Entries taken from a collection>
┄┄┄┄┄┄┄┄┄┄

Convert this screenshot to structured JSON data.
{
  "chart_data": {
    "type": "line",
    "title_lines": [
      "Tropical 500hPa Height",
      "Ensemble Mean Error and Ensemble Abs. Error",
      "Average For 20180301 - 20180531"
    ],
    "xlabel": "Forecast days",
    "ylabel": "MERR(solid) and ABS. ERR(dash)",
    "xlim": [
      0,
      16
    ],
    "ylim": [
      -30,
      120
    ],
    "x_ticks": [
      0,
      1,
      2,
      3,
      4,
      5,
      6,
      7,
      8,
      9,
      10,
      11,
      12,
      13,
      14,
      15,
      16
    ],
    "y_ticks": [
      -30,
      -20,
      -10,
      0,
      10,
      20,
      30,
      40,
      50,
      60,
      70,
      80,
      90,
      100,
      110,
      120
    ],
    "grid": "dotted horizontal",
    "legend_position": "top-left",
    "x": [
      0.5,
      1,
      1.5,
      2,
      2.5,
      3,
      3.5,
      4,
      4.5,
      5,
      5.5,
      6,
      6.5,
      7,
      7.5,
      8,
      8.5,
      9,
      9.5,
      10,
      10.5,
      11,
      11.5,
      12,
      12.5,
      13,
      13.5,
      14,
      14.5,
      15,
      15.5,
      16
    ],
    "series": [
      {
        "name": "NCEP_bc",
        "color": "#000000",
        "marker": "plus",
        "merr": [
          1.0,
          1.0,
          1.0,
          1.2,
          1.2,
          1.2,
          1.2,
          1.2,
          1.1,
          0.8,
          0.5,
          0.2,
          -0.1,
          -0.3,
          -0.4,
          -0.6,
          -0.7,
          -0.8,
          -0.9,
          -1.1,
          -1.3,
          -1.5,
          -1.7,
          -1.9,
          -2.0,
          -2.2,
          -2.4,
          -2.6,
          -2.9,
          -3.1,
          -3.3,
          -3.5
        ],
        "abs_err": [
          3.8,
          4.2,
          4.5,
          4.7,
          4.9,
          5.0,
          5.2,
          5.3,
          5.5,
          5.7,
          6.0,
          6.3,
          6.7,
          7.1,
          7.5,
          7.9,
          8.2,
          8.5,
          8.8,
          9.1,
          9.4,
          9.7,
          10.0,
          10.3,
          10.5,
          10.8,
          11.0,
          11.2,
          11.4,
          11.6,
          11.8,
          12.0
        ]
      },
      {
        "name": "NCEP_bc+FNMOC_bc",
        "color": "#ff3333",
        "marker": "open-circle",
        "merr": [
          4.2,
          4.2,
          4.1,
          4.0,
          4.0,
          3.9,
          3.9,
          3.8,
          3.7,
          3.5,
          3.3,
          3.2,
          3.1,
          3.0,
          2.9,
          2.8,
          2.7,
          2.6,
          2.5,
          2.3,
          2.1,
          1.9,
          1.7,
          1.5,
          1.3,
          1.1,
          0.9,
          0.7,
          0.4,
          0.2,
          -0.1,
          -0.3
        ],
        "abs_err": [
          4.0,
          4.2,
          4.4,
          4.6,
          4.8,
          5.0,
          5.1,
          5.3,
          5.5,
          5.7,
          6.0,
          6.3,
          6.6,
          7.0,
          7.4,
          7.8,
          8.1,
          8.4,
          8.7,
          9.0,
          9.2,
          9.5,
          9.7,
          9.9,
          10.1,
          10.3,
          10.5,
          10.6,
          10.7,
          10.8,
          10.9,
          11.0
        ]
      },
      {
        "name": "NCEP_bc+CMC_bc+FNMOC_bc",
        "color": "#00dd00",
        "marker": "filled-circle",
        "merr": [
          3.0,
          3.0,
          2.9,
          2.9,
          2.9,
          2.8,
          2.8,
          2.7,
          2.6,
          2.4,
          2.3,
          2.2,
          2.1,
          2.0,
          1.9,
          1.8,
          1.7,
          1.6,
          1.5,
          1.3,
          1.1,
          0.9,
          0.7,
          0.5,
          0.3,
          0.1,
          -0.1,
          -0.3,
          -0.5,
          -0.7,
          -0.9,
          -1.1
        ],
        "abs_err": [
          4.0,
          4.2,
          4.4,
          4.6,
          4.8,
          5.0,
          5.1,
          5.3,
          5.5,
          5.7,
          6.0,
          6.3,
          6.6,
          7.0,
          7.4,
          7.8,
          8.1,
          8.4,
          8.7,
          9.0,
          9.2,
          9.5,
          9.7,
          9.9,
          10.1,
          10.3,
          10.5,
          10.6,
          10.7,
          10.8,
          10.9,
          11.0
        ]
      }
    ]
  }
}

┄┄┄┄┄┄┄┄┄┄

REQUEST> Extract all lines that hold the word "color".

COMPLETED EXERCISE>
        "color": "#000000",
        "color": "#ff3333",
        "color": "#00dd00",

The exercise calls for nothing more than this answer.